Stored items:

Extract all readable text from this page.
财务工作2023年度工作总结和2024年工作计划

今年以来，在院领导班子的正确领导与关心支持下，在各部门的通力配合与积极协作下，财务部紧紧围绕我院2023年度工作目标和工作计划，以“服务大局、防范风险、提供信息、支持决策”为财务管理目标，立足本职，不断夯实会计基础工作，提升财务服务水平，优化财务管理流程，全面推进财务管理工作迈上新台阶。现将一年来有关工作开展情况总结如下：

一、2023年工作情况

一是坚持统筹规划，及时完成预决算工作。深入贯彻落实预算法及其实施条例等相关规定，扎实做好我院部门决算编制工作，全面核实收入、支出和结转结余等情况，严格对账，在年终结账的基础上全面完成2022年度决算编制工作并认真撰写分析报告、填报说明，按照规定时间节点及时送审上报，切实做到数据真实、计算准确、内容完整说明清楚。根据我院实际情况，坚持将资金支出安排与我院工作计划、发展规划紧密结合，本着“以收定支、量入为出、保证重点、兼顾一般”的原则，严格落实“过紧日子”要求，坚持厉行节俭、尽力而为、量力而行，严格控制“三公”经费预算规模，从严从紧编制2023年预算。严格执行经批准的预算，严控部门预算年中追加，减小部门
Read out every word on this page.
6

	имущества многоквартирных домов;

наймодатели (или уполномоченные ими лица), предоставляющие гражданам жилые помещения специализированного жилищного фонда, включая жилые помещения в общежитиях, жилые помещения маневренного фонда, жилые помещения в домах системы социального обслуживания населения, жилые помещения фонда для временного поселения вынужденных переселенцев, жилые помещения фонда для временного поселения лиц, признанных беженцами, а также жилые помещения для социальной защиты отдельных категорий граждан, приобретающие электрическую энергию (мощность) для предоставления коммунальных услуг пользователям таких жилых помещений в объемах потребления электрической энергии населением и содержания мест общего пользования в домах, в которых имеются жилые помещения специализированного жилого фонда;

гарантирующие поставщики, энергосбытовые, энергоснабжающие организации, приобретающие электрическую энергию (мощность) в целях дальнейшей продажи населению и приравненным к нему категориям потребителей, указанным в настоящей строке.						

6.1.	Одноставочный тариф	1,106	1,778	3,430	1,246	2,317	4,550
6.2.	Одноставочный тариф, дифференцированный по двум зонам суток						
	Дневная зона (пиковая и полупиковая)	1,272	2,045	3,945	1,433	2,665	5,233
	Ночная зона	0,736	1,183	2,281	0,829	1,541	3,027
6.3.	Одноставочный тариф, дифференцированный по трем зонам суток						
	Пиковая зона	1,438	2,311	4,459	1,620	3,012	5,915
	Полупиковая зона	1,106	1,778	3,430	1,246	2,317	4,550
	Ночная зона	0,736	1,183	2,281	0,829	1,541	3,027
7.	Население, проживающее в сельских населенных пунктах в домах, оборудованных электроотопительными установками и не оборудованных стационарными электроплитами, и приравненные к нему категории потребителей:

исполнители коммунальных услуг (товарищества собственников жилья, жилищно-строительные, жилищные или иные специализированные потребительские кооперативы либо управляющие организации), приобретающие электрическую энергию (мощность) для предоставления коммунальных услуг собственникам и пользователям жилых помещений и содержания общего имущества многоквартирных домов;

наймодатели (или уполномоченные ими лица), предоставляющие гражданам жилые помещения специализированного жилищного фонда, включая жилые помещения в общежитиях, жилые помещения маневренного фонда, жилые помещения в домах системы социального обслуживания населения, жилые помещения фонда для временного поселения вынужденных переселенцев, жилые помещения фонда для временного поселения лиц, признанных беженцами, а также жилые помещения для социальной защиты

— Exercise directions —
Write the material out again in its entirety, exactly as shown.

— Task response —
Extract all readable text from this page.
财务工作2023年度工作总结和2024年工作计划

今年以来，在院领导班子的正确领导与关心支持下，在各部门的通力配合与积极协作下，财务部紧紧围绕我院2023年度工作目标和工作计划，以“服务大局、防范风险、提供信息、支持决策”为财务管理目标，立足本职，不断夯实会计基础工作，提升财务服务水平，优化财务管理流程，全面推进财务管理工作迈上新台阶。现将一年来有关工作开展情况总结如下：

一、2023年工作情况

一是坚持统筹规划，及时完成预决算工作。深入贯彻落实预算法及其实施条例等相关规定，扎实做好我院部门决算编制工作，全面核实收入、支出和结转结余等情况，严格对账，在年终结账的基础上全面完成2022年度决算编制工作并认真撰写分析报告、填报说明，按照规定时间节点及时送审上报，切实做到数据真实、计算准确、内容完整说明清楚。根据我院实际情况，坚持将资金支出安排与我院工作计划、发展规划紧密结合，本着“以收定支、量入为出、保证重点、兼顾一般”的原则，严格落实“过紧日子”要求，坚持厉行节俭、尽力而为、量力而行，严格控制“三公”经费预算规模，从严从紧编制2023年预算。严格执行经批准的预算，严控部门预算年中追加，减小部门
Read out every word on this page.
6

	имущества многоквартирных домов;

наймодатели (или уполномоченные ими лица), предоставляющие гражданам жилые помещения специализированного жилищного фонда, включая жилые помещения в общежитиях, жилые помещения маневренного фонда, жилые помещения в домах системы социального обслуживания населения, жилые помещения фонда для временного поселения вынужденных переселенцев, жилые помещения фонда для временного поселения лиц, признанных беженцами, а также жилые помещения для социальной защиты отдельных категорий граждан, приобретающие электрическую энергию (мощность) для предоставления коммунальных услуг пользователям таких жилых помещений в объемах потребления электрической энергии населением и содержания мест общего пользования в домах, в которых имеются жилые помещения специализированного жилого фонда;

гарантирующие поставщики, энергосбытовые, энергоснабжающие организации, приобретающие электрическую энергию (мощность) в целях дальнейшей продажи населению и приравненным к нему категориям потребителей, указанным в настоящей строке.						

6.1.	Одноставочный тариф	1,106	1,778	3,430	1,246	2,317	4,550
6.2.	Одноставочный тариф, дифференцированный по двум зонам суток						
	Дневная зона (пиковая и полупиковая)	1,272	2,045	3,945	1,433	2,665	5,233
	Ночная зона	0,736	1,183	2,281	0,829	1,541	3,027
6.3.	Одноставочный тариф, дифференцированный по трем зонам суток						
	Пиковая зона	1,438	2,311	4,459	1,620	3,012	5,915
	Полупиковая зона	1,106	1,778	3,430	1,246	2,317	4,550
	Ночная зона	0,736	1,183	2,281	0,829	1,541	3,027
7.	Население, проживающее в сельских населенных пунктах в домах, оборудованных электроотопительными установками и не оборудованных стационарными электроплитами, и приравненные к нему категории потребителей:

исполнители коммунальных услуг (товарищества собственников жилья, жилищно-строительные, жилищные или иные специализированные потребительские кооперативы либо управляющие организации), приобретающие электрическую энергию (мощность) для предоставления коммунальных услуг собственникам и пользователям жилых помещений и содержания общего имущества многоквартирных домов;

наймодатели (или уполномоченные ими лица), предоставляющие гражданам жилые помещения специализированного жилищного фонда, включая жилые помещения в общежитиях, жилые помещения маневренного фонда, жилые помещения в домах системы социального обслуживания населения, жилые помещения фонда для временного поселения вынужденных переселенцев, жилые помещения фонда для временного поселения лиц, признанных беженцами, а также жилые помещения для социальной защиты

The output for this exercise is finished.